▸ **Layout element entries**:
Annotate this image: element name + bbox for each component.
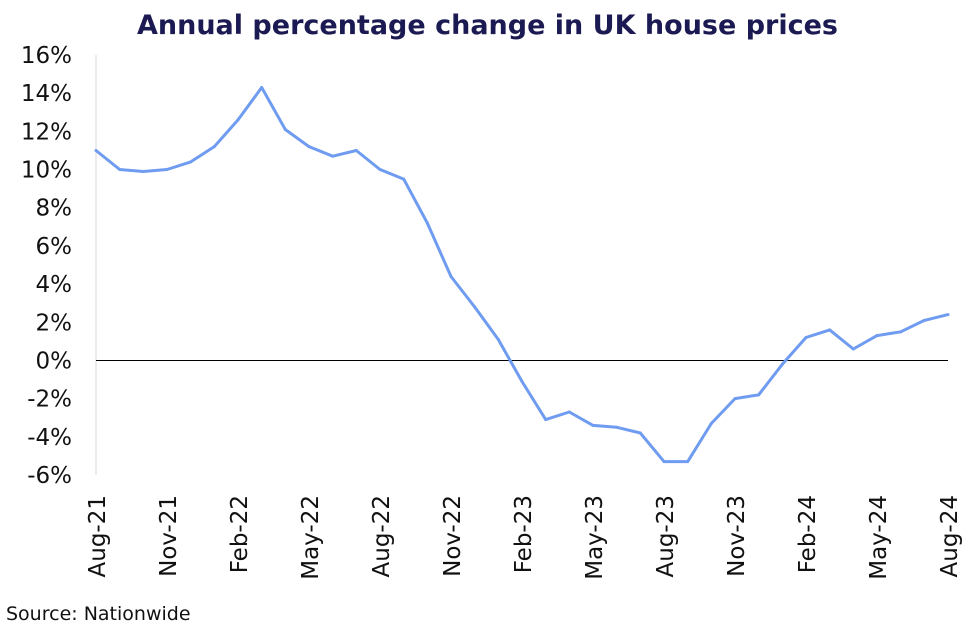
x-tick-label: Nov-23: [724, 495, 750, 577]
data-point: [757, 393, 761, 397]
y-tick-label: -4%: [27, 425, 72, 451]
y-tick-label: 12%: [21, 119, 72, 145]
y-tick-label: 4%: [36, 272, 73, 298]
x-tick-label: May-22: [298, 495, 324, 580]
data-point: [283, 127, 287, 131]
y-tick-label: -2%: [27, 387, 72, 413]
chart-title: Annual percentage change in UK house pri…: [137, 10, 838, 41]
y-tick-label: 8%: [36, 196, 73, 222]
data-point: [875, 334, 879, 338]
data-point: [496, 337, 500, 341]
x-tick-label: Feb-22: [227, 495, 253, 573]
data-point: [686, 460, 690, 464]
data-point: [780, 362, 784, 366]
x-tick-label: May-23: [582, 495, 608, 580]
data-point: [733, 397, 737, 401]
data-point: [473, 305, 477, 309]
data-point: [709, 421, 713, 425]
data-point: [307, 145, 311, 149]
data-point: [378, 168, 382, 172]
data-point: [141, 169, 145, 173]
x-axis: Aug-21 Nov-21 Feb-22 May-22 Aug-22 Nov-22 Feb-…: [85, 495, 963, 580]
data-point: [354, 148, 358, 152]
data-point: [615, 425, 619, 429]
x-tick-label: May-24: [866, 495, 892, 580]
data-point: [567, 410, 571, 414]
data-point: [260, 85, 264, 89]
x-tick-label: Aug-22: [369, 495, 395, 577]
data-point: [946, 313, 950, 317]
data-point: [94, 148, 98, 152]
data-point: [331, 154, 335, 158]
x-tick-label: Aug-21: [85, 495, 111, 577]
data-point: [544, 418, 548, 422]
y-tick-label: 6%: [36, 234, 73, 260]
x-tick-label: Nov-22: [440, 495, 466, 577]
data-point: [828, 328, 832, 332]
y-axis: 16% 14% 12% 10% 8% 6% 4% 2% 0% -2% -4% -6%: [21, 43, 97, 489]
data-point: [851, 347, 855, 351]
y-tick-label: 16%: [21, 43, 72, 69]
data-point: [118, 168, 122, 172]
series-line: [95, 86, 949, 464]
x-tick-label: Aug-23: [653, 495, 679, 577]
data-point: [520, 379, 524, 383]
data-point: [402, 177, 406, 181]
data-point: [165, 168, 169, 172]
data-point: [638, 431, 642, 435]
y-tick-label: 2%: [36, 310, 73, 336]
x-tick-label: Aug-24: [937, 495, 963, 577]
x-tick-label: Feb-24: [795, 495, 821, 573]
series-layer: [94, 85, 950, 464]
data-point: [591, 423, 595, 427]
y-tick-label: 14%: [21, 81, 72, 107]
data-point: [449, 274, 453, 278]
data-point: [804, 336, 808, 340]
data-point: [212, 145, 216, 149]
data-point: [899, 330, 903, 334]
x-tick-label: Feb-23: [511, 495, 537, 573]
y-tick-label: -6%: [27, 463, 72, 489]
y-tick-label: 10%: [21, 158, 72, 184]
y-tick-label: 0%: [36, 348, 73, 374]
data-point: [189, 160, 193, 164]
data-point: [425, 221, 429, 225]
source-note: Source: Nationwide: [6, 603, 191, 625]
data-point: [922, 318, 926, 322]
data-point: [662, 460, 666, 464]
data-point: [236, 118, 240, 122]
x-tick-label: Nov-21: [156, 495, 182, 577]
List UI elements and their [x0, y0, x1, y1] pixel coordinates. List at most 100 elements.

▸ **Goal**: Can you convert every line of the records above into a numbered list, skipping blank lines and leaving out the pictures?

▸ **The reply**:
1. Annotate this image: element name + bbox for each component.
2. x-tick-label: Nov-23: [724, 495, 750, 577]
3. data-point: [757, 393, 761, 397]
4. y-tick-label: -4%: [27, 425, 72, 451]
5. y-tick-label: 12%: [21, 119, 72, 145]
6. y-tick-label: 4%: [36, 272, 73, 298]
7. x-tick-label: May-22: [298, 495, 324, 580]
8. data-point: [283, 127, 287, 131]
9. y-tick-label: -2%: [27, 387, 72, 413]
10. chart-title: Annual percentage change in UK house pri…: [137, 10, 838, 41]
11. y-tick-label: 8%: [36, 196, 73, 222]
12. data-point: [875, 334, 879, 338]
13. data-point: [496, 337, 500, 341]
14. x-tick-label: Feb-22: [227, 495, 253, 573]
15. data-point: [686, 460, 690, 464]
16. data-point: [780, 362, 784, 366]
17. x-tick-label: May-23: [582, 495, 608, 580]
18. data-point: [733, 397, 737, 401]
19. data-point: [473, 305, 477, 309]
20. data-point: [709, 421, 713, 425]
21. data-point: [307, 145, 311, 149]
22. data-point: [378, 168, 382, 172]
23. data-point: [141, 169, 145, 173]
24. x-axis: Aug-21 Nov-21 Feb-22 May-22 Aug-22 Nov-22 Feb-…: [85, 495, 963, 580]
25. data-point: [354, 148, 358, 152]
26. data-point: [615, 425, 619, 429]
27. x-tick-label: May-24: [866, 495, 892, 580]
28. data-point: [567, 410, 571, 414]
29. data-point: [260, 85, 264, 89]
30. x-tick-label: Aug-22: [369, 495, 395, 577]
31. data-point: [946, 313, 950, 317]
32. data-point: [94, 148, 98, 152]
33. data-point: [331, 154, 335, 158]
34. x-tick-label: Aug-21: [85, 495, 111, 577]
35. data-point: [544, 418, 548, 422]
36. y-tick-label: 6%: [36, 234, 73, 260]
37. x-tick-label: Nov-22: [440, 495, 466, 577]
38. data-point: [828, 328, 832, 332]
39. y-axis: 16% 14% 12% 10% 8% 6% 4% 2% 0% -2% -4% -6%: [21, 43, 97, 489]
40. data-point: [851, 347, 855, 351]
41. y-tick-label: 16%: [21, 43, 72, 69]
42. data-point: [118, 168, 122, 172]
43. series-line: [95, 86, 949, 464]
44. x-tick-label: Aug-23: [653, 495, 679, 577]
45. data-point: [520, 379, 524, 383]
46. data-point: [402, 177, 406, 181]
47. data-point: [165, 168, 169, 172]
48. data-point: [638, 431, 642, 435]
49. y-tick-label: 2%: [36, 310, 73, 336]
50. x-tick-label: Aug-24: [937, 495, 963, 577]
51. x-tick-label: Feb-24: [795, 495, 821, 573]
52. series-layer: [94, 85, 950, 464]
53. data-point: [591, 423, 595, 427]
54. y-tick-label: 14%: [21, 81, 72, 107]
55. data-point: [449, 274, 453, 278]
56. data-point: [804, 336, 808, 340]
57. data-point: [212, 145, 216, 149]
58. data-point: [899, 330, 903, 334]
59. x-tick-label: Feb-23: [511, 495, 537, 573]
60. y-tick-label: -6%: [27, 463, 72, 489]
61. y-tick-label: 10%: [21, 158, 72, 184]
62. y-tick-label: 0%: [36, 348, 73, 374]
63. data-point: [189, 160, 193, 164]
64. data-point: [425, 221, 429, 225]
65. source-note: Source: Nationwide: [6, 603, 191, 625]
66. data-point: [922, 318, 926, 322]
67. data-point: [662, 460, 666, 464]
68. data-point: [236, 118, 240, 122]
69. x-tick-label: Nov-21: [156, 495, 182, 577]
70. List UI elements and their [x0, y0, x1, y1] pixel coordinates. List at most 100 elements.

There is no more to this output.